## AIM OF THE TASK
Write down each entry again, exactly as it reads.
---------- DATA FOR PROCESSING
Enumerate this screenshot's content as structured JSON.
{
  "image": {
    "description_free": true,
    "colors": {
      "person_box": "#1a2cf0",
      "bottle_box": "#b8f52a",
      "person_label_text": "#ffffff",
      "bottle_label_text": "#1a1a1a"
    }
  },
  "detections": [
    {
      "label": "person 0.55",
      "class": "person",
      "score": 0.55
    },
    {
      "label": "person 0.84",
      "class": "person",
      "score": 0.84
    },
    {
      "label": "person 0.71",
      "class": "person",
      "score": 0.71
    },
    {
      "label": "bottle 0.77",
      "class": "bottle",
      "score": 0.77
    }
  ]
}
--------------------
## ANSWER TO THIS TASK
Enumerate this screenshot's content as structured JSON.
{
  "image": {
    "description_free": true,
    "colors": {
      "person_box": "#1a2cf0",
      "bottle_box": "#b8f52a",
      "person_label_text": "#ffffff",
      "bottle_label_text": "#1a1a1a"
    }
  },
  "detections": [
    {
      "label": "person 0.55",
      "class": "person",
      "score": 0.55
    },
    {
      "label": "person 0.84",
      "class": "person",
      "score": 0.84
    },
    {
      "label": "person 0.71",
      "class": "person",
      "score": 0.71
    },
    {
      "label": "bottle 0.77",
      "class": "bottle",
      "score": 0.77
    }
  ]
}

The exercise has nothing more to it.